*Given request*
Copy out the whole listing exactly as written, leaving the pictures behind.

*Excerpted records*

>> begin

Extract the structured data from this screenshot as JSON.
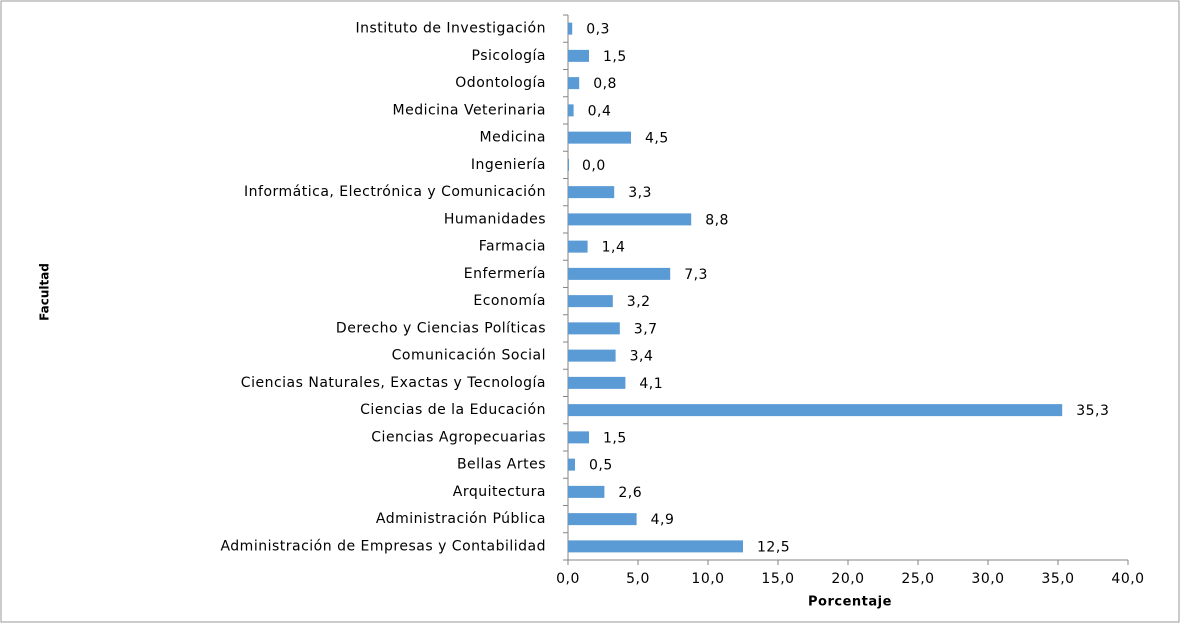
{
  "chart_data": {
    "type": "barh",
    "x_label": "Porcentaje",
    "y_label": "Facultad",
    "categories": [
      "Administración de Empresas y Contabilidad",
      "Administración Pública",
      "Arquitectura",
      "Bellas Artes",
      "Ciencias Agropecuarias",
      "Ciencias de la Educación",
      "Ciencias Naturales, Exactas y Tecnología",
      "Comunicación Social",
      "Derecho y Ciencias Políticas",
      "Economía",
      "Enfermería",
      "Farmacia",
      "Humanidades",
      "Informática, Electrónica y Comunicación",
      "Ingeniería",
      "Medicina",
      "Medicina Veterinaria",
      "Odontología",
      "Psicología",
      "Instituto de Investigación"
    ],
    "values": [
      12.5,
      4.9,
      2.6,
      0.5,
      1.5,
      35.3,
      4.1,
      3.4,
      3.7,
      3.2,
      7.3,
      1.4,
      8.8,
      3.3,
      0.0,
      4.5,
      0.4,
      0.8,
      1.5,
      0.3
    ],
    "value_labels": [
      "12,5",
      "4,9",
      "2,6",
      "0,5",
      "1,5",
      "35,3",
      "4,1",
      "3,4",
      "3,7",
      "3,2",
      "7,3",
      "1,4",
      "8,8",
      "3,3",
      "0,0",
      "4,5",
      "0,4",
      "0,8",
      "1,5",
      "0,3"
    ],
    "color": "#5b9bd5",
    "xlim": [
      0,
      40
    ],
    "xticks": [
      {
        "value": 0,
        "label": "0,0"
      },
      {
        "value": 5,
        "label": "5,0"
      },
      {
        "value": 10,
        "label": "10,0"
      },
      {
        "value": 15,
        "label": "15,0"
      },
      {
        "value": 20,
        "label": "20,0"
      },
      {
        "value": 25,
        "label": "25,0"
      },
      {
        "value": 30,
        "label": "30,0"
      },
      {
        "value": 35,
        "label": "35,0"
      },
      {
        "value": 40,
        "label": "40,0"
      }
    ],
    "grid": false
  }
}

>> end

*Response for this exercise*
Extract the structured data from this screenshot as JSON.
{
  "chart_data": {
    "type": "barh",
    "x_label": "Porcentaje",
    "y_label": "Facultad",
    "categories": [
      "Administración de Empresas y Contabilidad",
      "Administración Pública",
      "Arquitectura",
      "Bellas Artes",
      "Ciencias Agropecuarias",
      "Ciencias de la Educación",
      "Ciencias Naturales, Exactas y Tecnología",
      "Comunicación Social",
      "Derecho y Ciencias Políticas",
      "Economía",
      "Enfermería",
      "Farmacia",
      "Humanidades",
      "Informática, Electrónica y Comunicación",
      "Ingeniería",
      "Medicina",
      "Medicina Veterinaria",
      "Odontología",
      "Psicología",
      "Instituto de Investigación"
    ],
    "values": [
      12.5,
      4.9,
      2.6,
      0.5,
      1.5,
      35.3,
      4.1,
      3.4,
      3.7,
      3.2,
      7.3,
      1.4,
      8.8,
      3.3,
      0.0,
      4.5,
      0.4,
      0.8,
      1.5,
      0.3
    ],
    "value_labels": [
      "12,5",
      "4,9",
      "2,6",
      "0,5",
      "1,5",
      "35,3",
      "4,1",
      "3,4",
      "3,7",
      "3,2",
      "7,3",
      "1,4",
      "8,8",
      "3,3",
      "0,0",
      "4,5",
      "0,4",
      "0,8",
      "1,5",
      "0,3"
    ],
    "color": "#5b9bd5",
    "xlim": [
      0,
      40
    ],
    "xticks": [
      {
        "value": 0,
        "label": "0,0"
      },
      {
        "value": 5,
        "label": "5,0"
      },
      {
        "value": 10,
        "label": "10,0"
      },
      {
        "value": 15,
        "label": "15,0"
      },
      {
        "value": 20,
        "label": "20,0"
      },
      {
        "value": 25,
        "label": "25,0"
      },
      {
        "value": 30,
        "label": "30,0"
      },
      {
        "value": 35,
        "label": "35,0"
      },
      {
        "value": 40,
        "label": "40,0"
      }
    ],
    "grid": false
  }
}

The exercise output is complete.